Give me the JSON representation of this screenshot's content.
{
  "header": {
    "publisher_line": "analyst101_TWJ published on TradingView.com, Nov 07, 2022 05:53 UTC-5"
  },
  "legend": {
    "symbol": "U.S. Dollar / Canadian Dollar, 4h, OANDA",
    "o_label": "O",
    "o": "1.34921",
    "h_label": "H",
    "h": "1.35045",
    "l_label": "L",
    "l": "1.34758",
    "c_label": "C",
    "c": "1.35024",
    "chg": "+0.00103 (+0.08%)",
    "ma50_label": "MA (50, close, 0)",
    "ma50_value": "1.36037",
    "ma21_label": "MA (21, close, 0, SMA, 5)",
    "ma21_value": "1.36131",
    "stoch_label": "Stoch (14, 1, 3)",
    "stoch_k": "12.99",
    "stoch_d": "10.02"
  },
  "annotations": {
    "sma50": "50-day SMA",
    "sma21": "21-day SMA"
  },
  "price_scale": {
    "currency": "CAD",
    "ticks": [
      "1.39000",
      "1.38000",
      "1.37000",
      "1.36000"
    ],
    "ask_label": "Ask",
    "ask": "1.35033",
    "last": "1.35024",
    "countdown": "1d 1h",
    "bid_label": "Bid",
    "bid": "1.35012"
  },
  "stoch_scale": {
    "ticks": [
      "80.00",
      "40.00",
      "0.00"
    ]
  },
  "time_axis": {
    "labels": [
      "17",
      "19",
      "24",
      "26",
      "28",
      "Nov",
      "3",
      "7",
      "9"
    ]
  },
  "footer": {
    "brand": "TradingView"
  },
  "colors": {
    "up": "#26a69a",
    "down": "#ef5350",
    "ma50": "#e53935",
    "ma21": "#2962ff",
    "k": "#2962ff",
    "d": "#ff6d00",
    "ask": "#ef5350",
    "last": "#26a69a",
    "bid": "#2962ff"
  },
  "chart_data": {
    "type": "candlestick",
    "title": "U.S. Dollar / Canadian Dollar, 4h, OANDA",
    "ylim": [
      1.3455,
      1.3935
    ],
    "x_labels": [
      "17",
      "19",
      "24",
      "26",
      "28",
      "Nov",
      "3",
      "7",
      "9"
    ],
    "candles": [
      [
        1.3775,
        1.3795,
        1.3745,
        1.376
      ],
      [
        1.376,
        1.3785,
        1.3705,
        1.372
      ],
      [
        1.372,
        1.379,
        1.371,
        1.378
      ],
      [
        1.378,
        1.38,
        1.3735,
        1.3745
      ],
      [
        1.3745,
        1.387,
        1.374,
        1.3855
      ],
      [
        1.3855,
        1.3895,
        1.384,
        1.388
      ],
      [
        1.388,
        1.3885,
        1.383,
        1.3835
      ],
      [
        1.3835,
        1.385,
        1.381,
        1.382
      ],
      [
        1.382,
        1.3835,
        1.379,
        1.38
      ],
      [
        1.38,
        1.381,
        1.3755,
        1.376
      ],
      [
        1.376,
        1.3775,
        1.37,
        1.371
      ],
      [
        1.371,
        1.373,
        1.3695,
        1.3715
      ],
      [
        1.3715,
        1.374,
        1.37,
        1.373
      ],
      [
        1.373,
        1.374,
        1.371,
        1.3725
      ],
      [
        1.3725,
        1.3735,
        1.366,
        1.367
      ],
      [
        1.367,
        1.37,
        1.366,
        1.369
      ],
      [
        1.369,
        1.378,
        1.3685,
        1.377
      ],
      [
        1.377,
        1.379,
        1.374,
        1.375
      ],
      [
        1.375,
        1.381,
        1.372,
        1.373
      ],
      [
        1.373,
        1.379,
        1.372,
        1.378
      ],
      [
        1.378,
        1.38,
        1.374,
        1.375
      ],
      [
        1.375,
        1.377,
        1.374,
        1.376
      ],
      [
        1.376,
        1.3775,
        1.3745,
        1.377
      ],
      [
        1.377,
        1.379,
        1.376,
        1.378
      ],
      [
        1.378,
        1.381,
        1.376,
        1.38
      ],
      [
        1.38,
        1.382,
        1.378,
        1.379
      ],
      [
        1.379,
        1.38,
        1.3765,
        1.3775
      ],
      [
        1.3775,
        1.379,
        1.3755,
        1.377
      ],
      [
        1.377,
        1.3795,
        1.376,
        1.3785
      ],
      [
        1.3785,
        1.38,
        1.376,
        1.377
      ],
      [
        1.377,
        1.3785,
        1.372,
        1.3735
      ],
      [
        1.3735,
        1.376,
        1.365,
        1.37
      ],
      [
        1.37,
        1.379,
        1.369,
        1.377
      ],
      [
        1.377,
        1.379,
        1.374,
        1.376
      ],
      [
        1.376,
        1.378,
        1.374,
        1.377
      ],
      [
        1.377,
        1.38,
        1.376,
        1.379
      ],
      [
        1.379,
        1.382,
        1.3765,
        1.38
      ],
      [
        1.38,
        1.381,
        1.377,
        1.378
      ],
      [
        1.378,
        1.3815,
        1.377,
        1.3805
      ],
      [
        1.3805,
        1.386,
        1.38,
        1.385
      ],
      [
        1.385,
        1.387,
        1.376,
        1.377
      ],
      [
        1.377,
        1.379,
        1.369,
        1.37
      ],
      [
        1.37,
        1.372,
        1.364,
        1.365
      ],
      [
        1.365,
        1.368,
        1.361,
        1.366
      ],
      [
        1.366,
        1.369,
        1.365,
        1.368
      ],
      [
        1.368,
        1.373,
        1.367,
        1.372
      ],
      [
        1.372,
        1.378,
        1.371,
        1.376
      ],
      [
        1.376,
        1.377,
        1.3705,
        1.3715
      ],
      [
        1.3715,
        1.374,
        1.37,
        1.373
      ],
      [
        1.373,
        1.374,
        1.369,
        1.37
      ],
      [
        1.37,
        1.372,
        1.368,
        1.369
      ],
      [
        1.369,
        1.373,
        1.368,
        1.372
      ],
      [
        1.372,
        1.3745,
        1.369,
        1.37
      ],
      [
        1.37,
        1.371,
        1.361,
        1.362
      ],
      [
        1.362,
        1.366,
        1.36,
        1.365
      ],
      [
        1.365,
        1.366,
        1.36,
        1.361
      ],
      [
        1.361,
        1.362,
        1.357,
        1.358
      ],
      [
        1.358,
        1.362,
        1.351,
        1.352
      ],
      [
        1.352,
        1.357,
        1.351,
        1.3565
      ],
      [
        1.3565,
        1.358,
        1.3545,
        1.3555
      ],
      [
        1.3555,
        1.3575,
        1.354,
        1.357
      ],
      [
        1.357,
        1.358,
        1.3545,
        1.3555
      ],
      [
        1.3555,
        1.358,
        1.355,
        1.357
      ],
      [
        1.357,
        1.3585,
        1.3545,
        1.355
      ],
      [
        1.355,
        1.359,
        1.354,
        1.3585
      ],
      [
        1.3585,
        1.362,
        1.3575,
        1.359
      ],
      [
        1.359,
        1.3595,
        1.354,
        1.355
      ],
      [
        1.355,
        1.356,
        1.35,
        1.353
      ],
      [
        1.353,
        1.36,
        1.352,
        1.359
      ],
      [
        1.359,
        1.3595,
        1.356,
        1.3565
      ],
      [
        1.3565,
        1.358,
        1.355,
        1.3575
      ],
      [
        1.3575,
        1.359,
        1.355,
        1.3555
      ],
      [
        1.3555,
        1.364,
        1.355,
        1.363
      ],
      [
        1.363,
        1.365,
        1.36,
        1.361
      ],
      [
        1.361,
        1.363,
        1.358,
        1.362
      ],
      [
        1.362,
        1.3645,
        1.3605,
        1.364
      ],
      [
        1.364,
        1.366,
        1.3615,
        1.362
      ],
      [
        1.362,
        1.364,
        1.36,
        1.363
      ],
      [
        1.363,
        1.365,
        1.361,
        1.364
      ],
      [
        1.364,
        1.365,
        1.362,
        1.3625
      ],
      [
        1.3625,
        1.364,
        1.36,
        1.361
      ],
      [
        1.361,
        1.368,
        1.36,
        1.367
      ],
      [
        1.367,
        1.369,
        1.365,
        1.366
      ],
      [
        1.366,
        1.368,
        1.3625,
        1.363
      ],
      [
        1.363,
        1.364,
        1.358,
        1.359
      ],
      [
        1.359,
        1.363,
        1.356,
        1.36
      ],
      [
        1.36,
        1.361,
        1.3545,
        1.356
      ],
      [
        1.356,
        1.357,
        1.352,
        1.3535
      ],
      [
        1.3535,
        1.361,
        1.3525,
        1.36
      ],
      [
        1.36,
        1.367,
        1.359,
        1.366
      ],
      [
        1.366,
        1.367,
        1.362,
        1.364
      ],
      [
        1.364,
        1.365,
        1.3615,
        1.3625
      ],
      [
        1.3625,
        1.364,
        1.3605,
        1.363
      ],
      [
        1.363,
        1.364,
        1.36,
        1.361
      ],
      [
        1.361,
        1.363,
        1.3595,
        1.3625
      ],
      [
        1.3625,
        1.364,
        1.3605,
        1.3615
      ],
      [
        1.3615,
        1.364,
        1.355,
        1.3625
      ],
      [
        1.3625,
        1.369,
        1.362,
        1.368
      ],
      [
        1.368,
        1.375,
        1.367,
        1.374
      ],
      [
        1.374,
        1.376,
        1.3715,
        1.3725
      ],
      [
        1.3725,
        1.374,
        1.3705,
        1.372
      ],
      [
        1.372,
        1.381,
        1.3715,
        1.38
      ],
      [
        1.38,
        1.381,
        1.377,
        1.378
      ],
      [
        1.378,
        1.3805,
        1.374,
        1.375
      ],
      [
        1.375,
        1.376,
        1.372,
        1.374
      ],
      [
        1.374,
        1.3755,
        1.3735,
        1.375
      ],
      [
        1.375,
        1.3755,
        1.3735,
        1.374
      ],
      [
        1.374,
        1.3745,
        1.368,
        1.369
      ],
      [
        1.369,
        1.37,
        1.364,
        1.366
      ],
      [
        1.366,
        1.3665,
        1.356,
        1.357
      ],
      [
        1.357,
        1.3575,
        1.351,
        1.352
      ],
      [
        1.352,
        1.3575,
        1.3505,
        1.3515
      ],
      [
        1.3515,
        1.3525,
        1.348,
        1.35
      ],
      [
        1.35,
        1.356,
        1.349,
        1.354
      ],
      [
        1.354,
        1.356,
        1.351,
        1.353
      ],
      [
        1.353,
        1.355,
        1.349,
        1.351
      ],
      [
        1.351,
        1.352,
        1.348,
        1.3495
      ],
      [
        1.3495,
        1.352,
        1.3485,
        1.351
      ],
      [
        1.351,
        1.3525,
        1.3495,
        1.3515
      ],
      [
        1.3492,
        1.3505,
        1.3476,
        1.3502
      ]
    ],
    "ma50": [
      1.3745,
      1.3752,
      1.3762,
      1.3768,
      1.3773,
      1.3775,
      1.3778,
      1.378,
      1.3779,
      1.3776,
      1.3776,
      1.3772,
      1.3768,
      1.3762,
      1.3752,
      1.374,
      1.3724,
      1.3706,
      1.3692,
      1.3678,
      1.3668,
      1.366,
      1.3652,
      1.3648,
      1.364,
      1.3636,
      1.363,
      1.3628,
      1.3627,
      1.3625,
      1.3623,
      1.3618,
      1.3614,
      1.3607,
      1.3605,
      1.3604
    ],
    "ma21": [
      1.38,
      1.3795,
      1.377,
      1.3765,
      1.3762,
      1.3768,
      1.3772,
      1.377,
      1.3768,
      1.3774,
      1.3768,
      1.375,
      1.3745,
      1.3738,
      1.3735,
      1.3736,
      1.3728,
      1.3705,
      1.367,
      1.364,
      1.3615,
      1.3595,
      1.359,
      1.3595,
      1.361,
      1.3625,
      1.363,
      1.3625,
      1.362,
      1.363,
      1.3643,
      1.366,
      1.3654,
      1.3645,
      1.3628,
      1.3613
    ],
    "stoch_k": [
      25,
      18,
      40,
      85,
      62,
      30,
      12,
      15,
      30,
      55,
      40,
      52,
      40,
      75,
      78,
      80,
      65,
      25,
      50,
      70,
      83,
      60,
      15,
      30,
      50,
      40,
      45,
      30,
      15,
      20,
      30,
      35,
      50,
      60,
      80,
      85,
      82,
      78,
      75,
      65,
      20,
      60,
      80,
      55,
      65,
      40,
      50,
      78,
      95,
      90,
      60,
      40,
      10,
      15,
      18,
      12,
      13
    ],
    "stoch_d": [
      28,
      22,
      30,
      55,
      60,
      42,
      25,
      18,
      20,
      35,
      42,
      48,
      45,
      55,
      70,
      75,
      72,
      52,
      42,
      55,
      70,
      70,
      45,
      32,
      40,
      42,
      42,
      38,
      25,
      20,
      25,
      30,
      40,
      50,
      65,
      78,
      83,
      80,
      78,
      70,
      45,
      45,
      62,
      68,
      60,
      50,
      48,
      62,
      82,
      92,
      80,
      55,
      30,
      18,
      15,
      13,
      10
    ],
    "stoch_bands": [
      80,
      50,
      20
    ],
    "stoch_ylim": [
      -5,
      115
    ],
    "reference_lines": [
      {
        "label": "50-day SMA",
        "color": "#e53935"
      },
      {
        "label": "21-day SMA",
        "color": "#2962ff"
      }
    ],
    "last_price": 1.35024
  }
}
= = = = = = =
Prompt: Identify each line in the entries with the word "OANDA" and copy it.

Result:
    "symbol": "U.S. Dollar / Canadian Dollar, 4h, OANDA",
    "title": "U.S. Dollar / Canadian Dollar, 4h, OANDA",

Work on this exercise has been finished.